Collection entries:
__________________________________________________

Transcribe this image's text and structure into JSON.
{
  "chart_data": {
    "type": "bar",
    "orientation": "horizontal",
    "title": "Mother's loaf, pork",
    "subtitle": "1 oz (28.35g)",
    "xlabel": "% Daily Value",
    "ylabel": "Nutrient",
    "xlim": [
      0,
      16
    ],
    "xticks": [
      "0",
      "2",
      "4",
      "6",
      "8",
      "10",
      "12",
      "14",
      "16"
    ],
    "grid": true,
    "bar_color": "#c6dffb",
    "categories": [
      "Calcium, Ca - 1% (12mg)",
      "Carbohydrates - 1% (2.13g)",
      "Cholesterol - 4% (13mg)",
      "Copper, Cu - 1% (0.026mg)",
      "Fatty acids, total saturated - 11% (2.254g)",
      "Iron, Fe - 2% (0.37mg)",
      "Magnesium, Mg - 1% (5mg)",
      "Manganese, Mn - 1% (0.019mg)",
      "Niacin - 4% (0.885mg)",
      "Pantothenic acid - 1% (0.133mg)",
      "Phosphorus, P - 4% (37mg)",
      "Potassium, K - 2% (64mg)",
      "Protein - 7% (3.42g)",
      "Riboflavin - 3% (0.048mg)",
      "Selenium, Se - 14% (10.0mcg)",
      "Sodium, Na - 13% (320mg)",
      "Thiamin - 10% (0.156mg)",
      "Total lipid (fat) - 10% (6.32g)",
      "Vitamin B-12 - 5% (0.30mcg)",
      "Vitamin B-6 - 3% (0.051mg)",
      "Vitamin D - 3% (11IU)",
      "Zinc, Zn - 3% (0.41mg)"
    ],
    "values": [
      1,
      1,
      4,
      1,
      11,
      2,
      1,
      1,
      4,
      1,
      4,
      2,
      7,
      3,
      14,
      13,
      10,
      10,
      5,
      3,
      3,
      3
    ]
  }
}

__________________________________________________

What needs to be done: Return each line of the data where the word "Vitamin" appears.

Worked solution:
      "Vitamin B-12 - 5% (0.30mcg)",
      "Vitamin B-6 - 3% (0.051mg)",
      "Vitamin D - 3% (11IU)",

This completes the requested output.